§ Stated exercise
Each entry here needs to be set down again exactly, please; pictures are left out.

◆ ◆ ◆ ◆

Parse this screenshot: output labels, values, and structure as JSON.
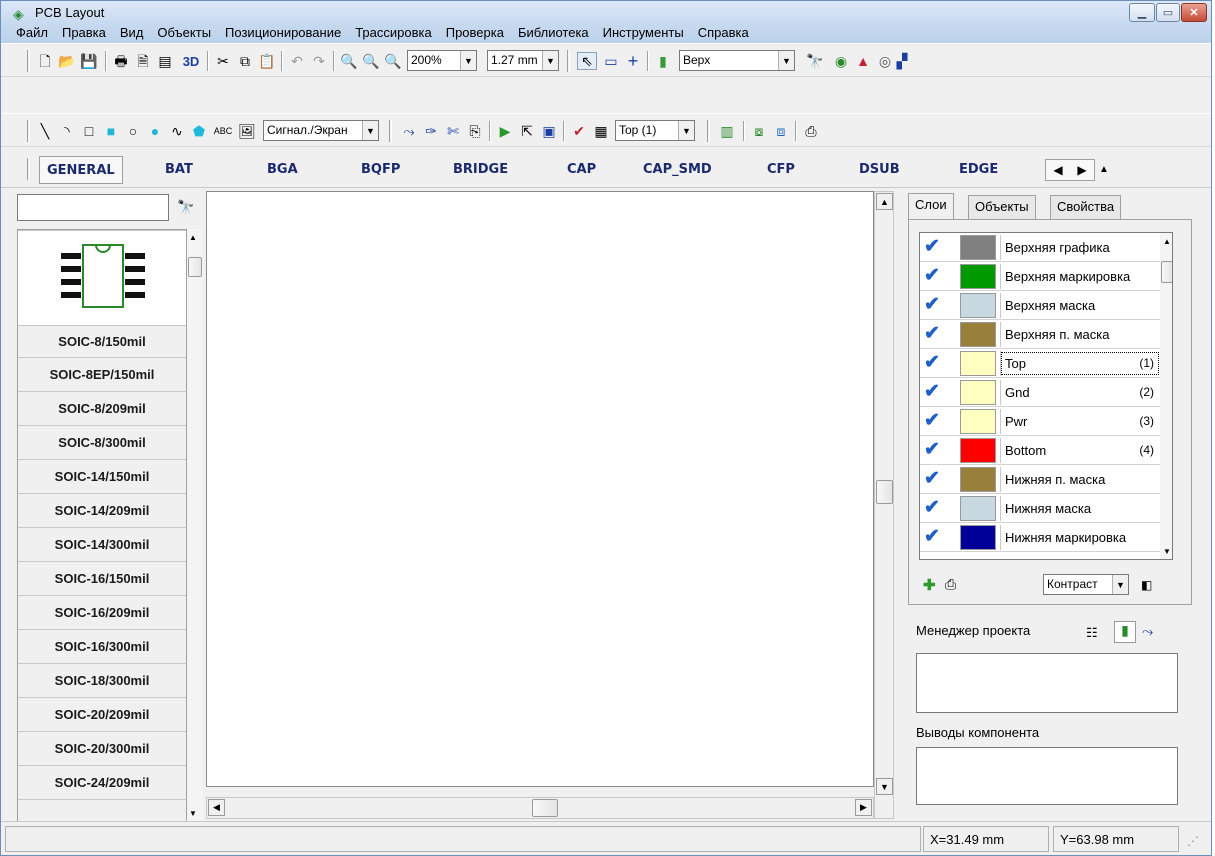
{
  "window": {
    "title": "PCB Layout"
  },
  "menu": [
    "Файл",
    "Правка",
    "Вид",
    "Объекты",
    "Позиционирование",
    "Трассировка",
    "Проверка",
    "Библиотека",
    "Инструменты",
    "Справка"
  ],
  "toolbar1": {
    "zoom": "200%",
    "grid": "1.27 mm",
    "side": "Верх",
    "label_3d": "3D"
  },
  "toolbar2": {
    "mode": "Сигнал./Экран",
    "layer": "Top (1)",
    "text_tool": "ABC"
  },
  "lib_tabs": [
    "GENERAL",
    "BAT",
    "BGA",
    "BQFP",
    "BRIDGE",
    "CAP",
    "CAP_SMD",
    "CFP",
    "DSUB",
    "EDGE"
  ],
  "components": [
    "SOIC-8/150mil",
    "SOIC-8EP/150mil",
    "SOIC-8/209mil",
    "SOIC-8/300mil",
    "SOIC-14/150mil",
    "SOIC-14/209mil",
    "SOIC-14/300mil",
    "SOIC-16/150mil",
    "SOIC-16/209mil",
    "SOIC-16/300mil",
    "SOIC-18/300mil",
    "SOIC-20/209mil",
    "SOIC-20/300mil",
    "SOIC-24/209mil"
  ],
  "right_tabs": [
    "Слои",
    "Объекты",
    "Свойства"
  ],
  "layers": [
    {
      "name": "Верхняя графика",
      "color": "#808080",
      "num": ""
    },
    {
      "name": "Верхняя маркировка",
      "color": "#009900",
      "num": ""
    },
    {
      "name": "Верхняя маска",
      "color": "#c8d8e0",
      "num": ""
    },
    {
      "name": "Верхняя п. маска",
      "color": "#99803a",
      "num": ""
    },
    {
      "name": "Top",
      "color": "#ffffc0",
      "num": "(1)"
    },
    {
      "name": "Gnd",
      "color": "#ffffc0",
      "num": "(2)"
    },
    {
      "name": "Pwr",
      "color": "#ffffc0",
      "num": "(3)"
    },
    {
      "name": "Bottom",
      "color": "#ff0000",
      "num": "(4)"
    },
    {
      "name": "Нижняя п. маска",
      "color": "#99803a",
      "num": ""
    },
    {
      "name": "Нижняя маска",
      "color": "#c8d8e0",
      "num": ""
    },
    {
      "name": "Нижняя маркировка",
      "color": "#000099",
      "num": ""
    }
  ],
  "contrast": "Контраст",
  "project_manager": "Менеджер проекта",
  "component_pins": "Выводы компонента",
  "status": {
    "x": "X=31.49 mm",
    "y": "Y=63.98 mm"
  }
}
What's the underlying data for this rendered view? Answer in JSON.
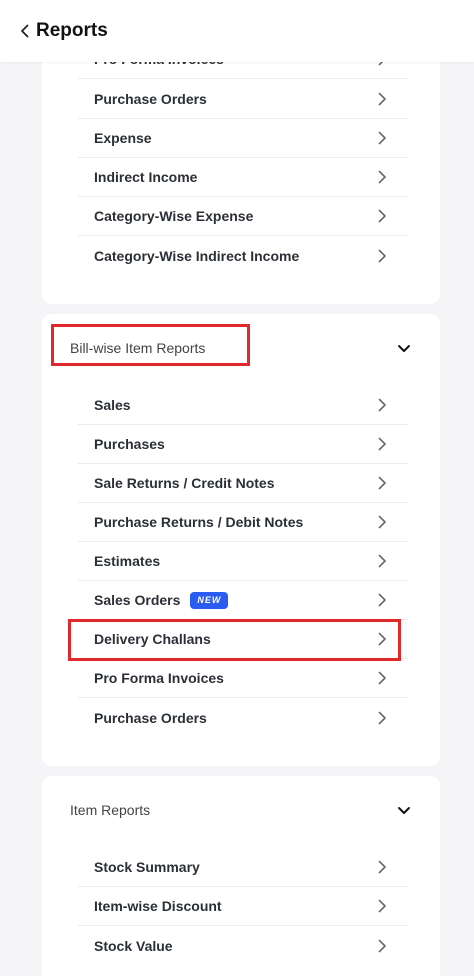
{
  "header": {
    "title": "Reports"
  },
  "card1": {
    "partial_item": "Pro Forma Invoices",
    "items": [
      {
        "label": "Purchase Orders"
      },
      {
        "label": "Expense"
      },
      {
        "label": "Indirect Income"
      },
      {
        "label": "Category-Wise Expense"
      },
      {
        "label": "Category-Wise Indirect Income"
      }
    ]
  },
  "bill_wise": {
    "title": "Bill-wise Item Reports",
    "items": [
      {
        "label": "Sales"
      },
      {
        "label": "Purchases"
      },
      {
        "label": "Sale Returns / Credit Notes"
      },
      {
        "label": "Purchase Returns / Debit Notes"
      },
      {
        "label": "Estimates"
      },
      {
        "label": "Sales Orders",
        "badge": "NEW"
      },
      {
        "label": "Delivery Challans"
      },
      {
        "label": "Pro Forma Invoices"
      },
      {
        "label": "Purchase Orders"
      }
    ]
  },
  "item_reports": {
    "title": "Item Reports",
    "items": [
      {
        "label": "Stock Summary"
      },
      {
        "label": "Item-wise Discount"
      },
      {
        "label": "Stock Value"
      }
    ]
  },
  "colors": {
    "highlight": "#e0282d",
    "badge": "#2a5cf0"
  }
}
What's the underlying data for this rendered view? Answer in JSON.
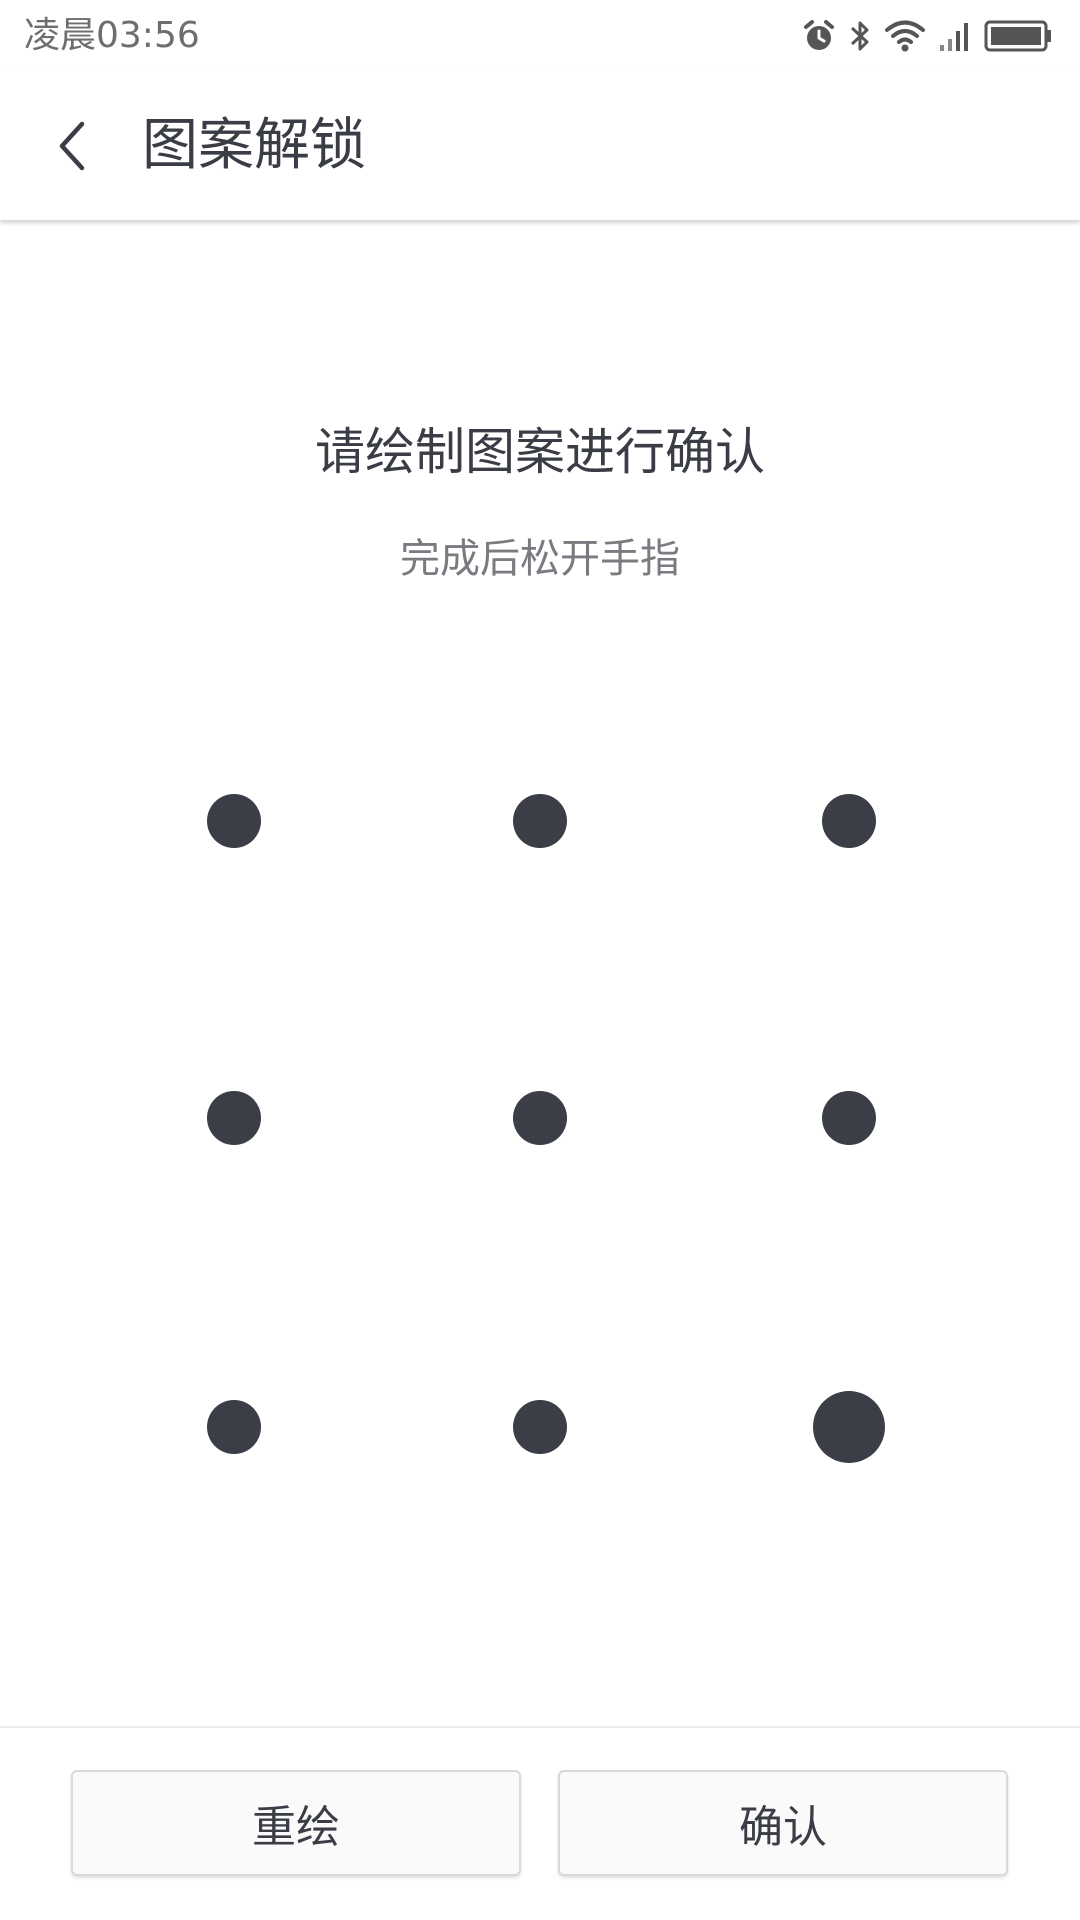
{
  "status_bar": {
    "time": "凌晨03:56",
    "icons": [
      "alarm-icon",
      "bluetooth-icon",
      "wifi-icon",
      "signal-icon",
      "battery-icon"
    ]
  },
  "app_bar": {
    "back_icon": "chevron-left-icon",
    "title": "图案解锁"
  },
  "prompt": {
    "title": "请绘制图案进行确认",
    "subtitle": "完成后松开手指"
  },
  "pattern": {
    "rows": 3,
    "cols": 3,
    "dot_color": "#3b3d47",
    "highlighted_dot_index": 8
  },
  "buttons": {
    "redraw_label": "重绘",
    "confirm_label": "确认"
  },
  "colors": {
    "text_primary": "#3a3d46",
    "text_secondary": "#7a7b80",
    "background": "#ffffff"
  }
}
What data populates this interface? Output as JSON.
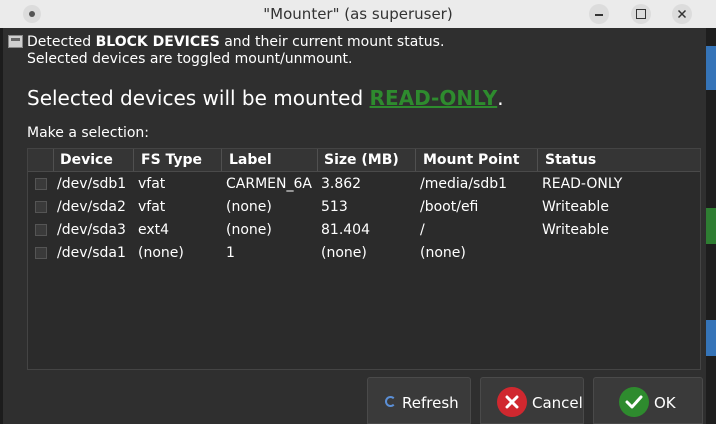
{
  "window": {
    "title": "\"Mounter\" (as superuser)"
  },
  "info": {
    "line1_pre": "Detected ",
    "line1_bold": "BLOCK DEVICES",
    "line1_post": " and their current mount status.",
    "line2": "Selected devices are toggled mount/unmount."
  },
  "heading": {
    "prefix": "Selected devices will be mounted ",
    "mode": "READ-ONLY",
    "suffix": "."
  },
  "selection_label": "Make a selection:",
  "table": {
    "columns": [
      "Device",
      "FS Type",
      "Label",
      "Size (MB)",
      "Mount Point",
      "Status"
    ],
    "rows": [
      {
        "device": "/dev/sdb1",
        "fs_type": "vfat",
        "label": "CARMEN_6A",
        "size": "3.862",
        "mount_point": "/media/sdb1",
        "status": "READ-ONLY",
        "checked": false
      },
      {
        "device": "/dev/sda2",
        "fs_type": "vfat",
        "label": "(none)",
        "size": "513",
        "mount_point": "/boot/efi",
        "status": "Writeable",
        "checked": false
      },
      {
        "device": "/dev/sda3",
        "fs_type": "ext4",
        "label": "(none)",
        "size": "81.404",
        "mount_point": "/",
        "status": "Writeable",
        "checked": false
      },
      {
        "device": "/dev/sda1",
        "fs_type": "(none)",
        "label": "1",
        "size": "(none)",
        "mount_point": "(none)",
        "status": "",
        "checked": false
      }
    ]
  },
  "buttons": {
    "refresh": "Refresh",
    "cancel": "Cancel",
    "ok": "OK"
  },
  "icons": {
    "window_menu": "circle-dot-icon",
    "minimize": "minimize-icon",
    "maximize": "maximize-icon",
    "close": "close-icon",
    "info": "drive-icon",
    "refresh": "refresh-icon",
    "cancel": "x-circle-icon",
    "ok": "check-circle-icon"
  },
  "colors": {
    "read_only": "#2e8b2e",
    "cancel_icon": "#d0282f",
    "ok_icon": "#2e8b2e",
    "refresh_icon": "#5b8fd6"
  }
}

◆ ◆ ◆ ◆

§ Task solution
Parse this screenshot: output labels, values, and structure as JSON.
{
  "window": {
    "title": "PCB Layout"
  },
  "menu": [
    "Файл",
    "Правка",
    "Вид",
    "Объекты",
    "Позиционирование",
    "Трассировка",
    "Проверка",
    "Библиотека",
    "Инструменты",
    "Справка"
  ],
  "toolbar1": {
    "zoom": "200%",
    "grid": "1.27 mm",
    "side": "Верх",
    "label_3d": "3D"
  },
  "toolbar2": {
    "mode": "Сигнал./Экран",
    "layer": "Top (1)",
    "text_tool": "ABC"
  },
  "lib_tabs": [
    "GENERAL",
    "BAT",
    "BGA",
    "BQFP",
    "BRIDGE",
    "CAP",
    "CAP_SMD",
    "CFP",
    "DSUB",
    "EDGE"
  ],
  "components": [
    "SOIC-8/150mil",
    "SOIC-8EP/150mil",
    "SOIC-8/209mil",
    "SOIC-8/300mil",
    "SOIC-14/150mil",
    "SOIC-14/209mil",
    "SOIC-14/300mil",
    "SOIC-16/150mil",
    "SOIC-16/209mil",
    "SOIC-16/300mil",
    "SOIC-18/300mil",
    "SOIC-20/209mil",
    "SOIC-20/300mil",
    "SOIC-24/209mil"
  ],
  "right_tabs": [
    "Слои",
    "Объекты",
    "Свойства"
  ],
  "layers": [
    {
      "name": "Верхняя графика",
      "color": "#808080",
      "num": ""
    },
    {
      "name": "Верхняя маркировка",
      "color": "#009900",
      "num": ""
    },
    {
      "name": "Верхняя маска",
      "color": "#c8d8e0",
      "num": ""
    },
    {
      "name": "Верхняя п. маска",
      "color": "#99803a",
      "num": ""
    },
    {
      "name": "Top",
      "color": "#ffffc0",
      "num": "(1)"
    },
    {
      "name": "Gnd",
      "color": "#ffffc0",
      "num": "(2)"
    },
    {
      "name": "Pwr",
      "color": "#ffffc0",
      "num": "(3)"
    },
    {
      "name": "Bottom",
      "color": "#ff0000",
      "num": "(4)"
    },
    {
      "name": "Нижняя п. маска",
      "color": "#99803a",
      "num": ""
    },
    {
      "name": "Нижняя маска",
      "color": "#c8d8e0",
      "num": ""
    },
    {
      "name": "Нижняя маркировка",
      "color": "#000099",
      "num": ""
    }
  ],
  "contrast": "Контраст",
  "project_manager": "Менеджер проекта",
  "component_pins": "Выводы компонента",
  "status": {
    "x": "X=31.49 mm",
    "y": "Y=63.98 mm"
  }
}
What's the underlying data for this rendered view? Answer in JSON.
{
  "header": {
    "title": "Reports"
  },
  "card1": {
    "partial_item": "Pro Forma Invoices",
    "items": [
      {
        "label": "Purchase Orders"
      },
      {
        "label": "Expense"
      },
      {
        "label": "Indirect Income"
      },
      {
        "label": "Category-Wise Expense"
      },
      {
        "label": "Category-Wise Indirect Income"
      }
    ]
  },
  "bill_wise": {
    "title": "Bill-wise Item Reports",
    "items": [
      {
        "label": "Sales"
      },
      {
        "label": "Purchases"
      },
      {
        "label": "Sale Returns / Credit Notes"
      },
      {
        "label": "Purchase Returns / Debit Notes"
      },
      {
        "label": "Estimates"
      },
      {
        "label": "Sales Orders",
        "badge": "NEW"
      },
      {
        "label": "Delivery Challans"
      },
      {
        "label": "Pro Forma Invoices"
      },
      {
        "label": "Purchase Orders"
      }
    ]
  },
  "item_reports": {
    "title": "Item Reports",
    "items": [
      {
        "label": "Stock Summary"
      },
      {
        "label": "Item-wise Discount"
      },
      {
        "label": "Stock Value"
      }
    ]
  },
  "colors": {
    "highlight": "#e0282d",
    "badge": "#2a5cf0"
  }
}
What's the underlying data for this rendered view? Answer in JSON.
{
  "status_bar": {
    "time": "凌晨03:56",
    "icons": [
      "alarm-icon",
      "bluetooth-icon",
      "wifi-icon",
      "signal-icon",
      "battery-icon"
    ]
  },
  "app_bar": {
    "back_icon": "chevron-left-icon",
    "title": "图案解锁"
  },
  "prompt": {
    "title": "请绘制图案进行确认",
    "subtitle": "完成后松开手指"
  },
  "pattern": {
    "rows": 3,
    "cols": 3,
    "dot_color": "#3b3d47",
    "highlighted_dot_index": 8
  },
  "buttons": {
    "redraw_label": "重绘",
    "confirm_label": "确认"
  },
  "colors": {
    "text_primary": "#3a3d46",
    "text_secondary": "#7a7b80",
    "background": "#ffffff"
  }
}
What data populates this interface? Output as JSON.
{
  "window": {
    "title": "\"Mounter\" (as superuser)"
  },
  "info": {
    "line1_pre": "Detected ",
    "line1_bold": "BLOCK DEVICES",
    "line1_post": " and their current mount status.",
    "line2": "Selected devices are toggled mount/unmount."
  },
  "heading": {
    "prefix": "Selected devices will be mounted ",
    "mode": "READ-ONLY",
    "suffix": "."
  },
  "selection_label": "Make a selection:",
  "table": {
    "columns": [
      "Device",
      "FS Type",
      "Label",
      "Size (MB)",
      "Mount Point",
      "Status"
    ],
    "rows": [
      {
        "device": "/dev/sdb1",
        "fs_type": "vfat",
        "label": "CARMEN_6A",
        "size": "3.862",
        "mount_point": "/media/sdb1",
        "status": "READ-ONLY",
        "checked": false
      },
      {
        "device": "/dev/sda2",
        "fs_type": "vfat",
        "label": "(none)",
        "size": "513",
        "mount_point": "/boot/efi",
        "status": "Writeable",
        "checked": false
      },
      {
        "device": "/dev/sda3",
        "fs_type": "ext4",
        "label": "(none)",
        "size": "81.404",
        "mount_point": "/",
        "status": "Writeable",
        "checked": false
      },
      {
        "device": "/dev/sda1",
        "fs_type": "(none)",
        "label": "1",
        "size": "(none)",
        "mount_point": "(none)",
        "status": "",
        "checked": false
      }
    ]
  },
  "buttons": {
    "refresh": "Refresh",
    "cancel": "Cancel",
    "ok": "OK"
  },
  "icons": {
    "window_menu": "circle-dot-icon",
    "minimize": "minimize-icon",
    "maximize": "maximize-icon",
    "close": "close-icon",
    "info": "drive-icon",
    "refresh": "refresh-icon",
    "cancel": "x-circle-icon",
    "ok": "check-circle-icon"
  },
  "colors": {
    "read_only": "#2e8b2e",
    "cancel_icon": "#d0282f",
    "ok_icon": "#2e8b2e",
    "refresh_icon": "#5b8fd6"
  }
}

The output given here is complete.